= Stated goal =
Show every line below where "barrier" can be found.

================

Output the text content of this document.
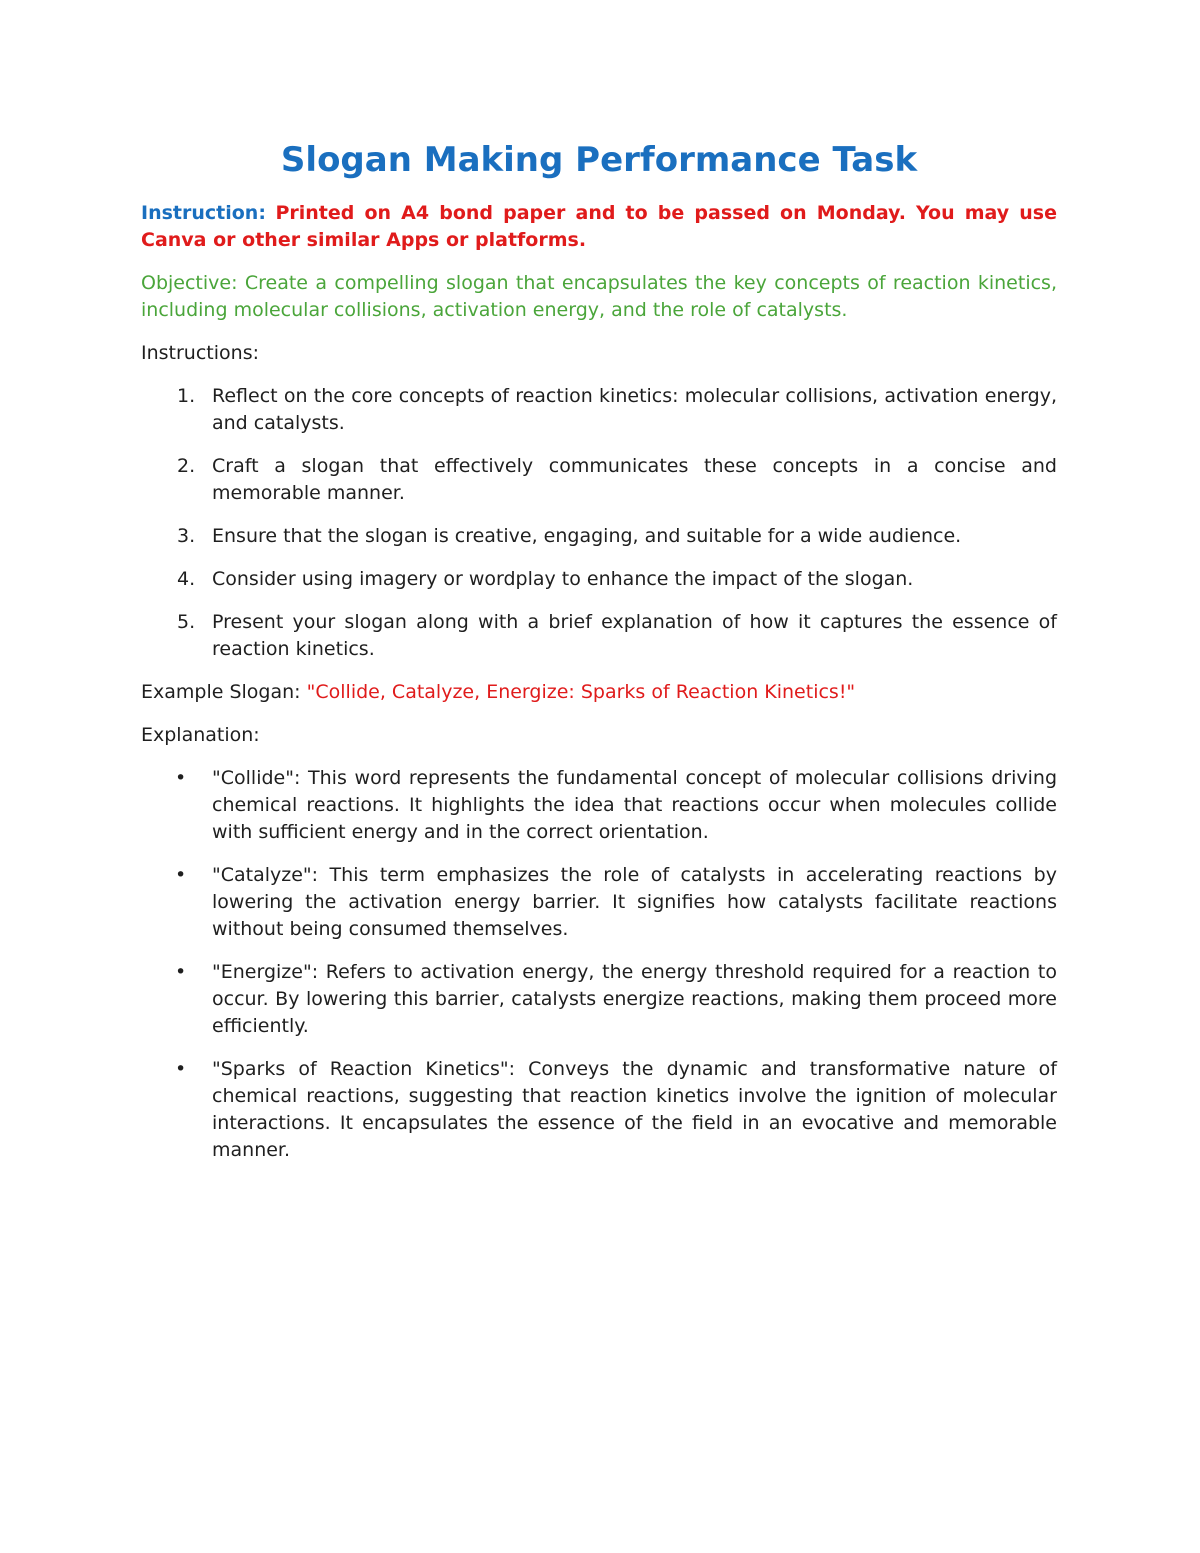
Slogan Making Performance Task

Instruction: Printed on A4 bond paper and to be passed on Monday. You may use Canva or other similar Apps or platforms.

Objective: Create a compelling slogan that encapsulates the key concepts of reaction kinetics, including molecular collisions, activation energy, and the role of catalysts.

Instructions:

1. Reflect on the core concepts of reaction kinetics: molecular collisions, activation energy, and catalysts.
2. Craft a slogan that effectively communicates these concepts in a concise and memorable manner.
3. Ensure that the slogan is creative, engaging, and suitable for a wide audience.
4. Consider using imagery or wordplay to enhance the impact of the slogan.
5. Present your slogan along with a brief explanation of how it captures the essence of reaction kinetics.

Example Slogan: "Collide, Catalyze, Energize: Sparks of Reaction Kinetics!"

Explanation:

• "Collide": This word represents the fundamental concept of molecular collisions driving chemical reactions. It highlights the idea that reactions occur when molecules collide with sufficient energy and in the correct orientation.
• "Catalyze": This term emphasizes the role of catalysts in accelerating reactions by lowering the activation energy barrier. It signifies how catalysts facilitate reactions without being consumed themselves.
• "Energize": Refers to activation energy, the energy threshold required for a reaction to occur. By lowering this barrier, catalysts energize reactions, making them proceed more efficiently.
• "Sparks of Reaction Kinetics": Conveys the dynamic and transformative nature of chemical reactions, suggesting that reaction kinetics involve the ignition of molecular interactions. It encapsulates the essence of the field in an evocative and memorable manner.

================

= Output =
• "Catalyze": This term emphasizes the role of catalysts in accelerating reactions by lowering the activation energy barrier. It signifies how catalysts facilitate reactions without being consumed themselves.
• "Energize": Refers to activation energy, the energy threshold required for a reaction to occur. By lowering this barrier, catalysts energize reactions, making them proceed more efficiently.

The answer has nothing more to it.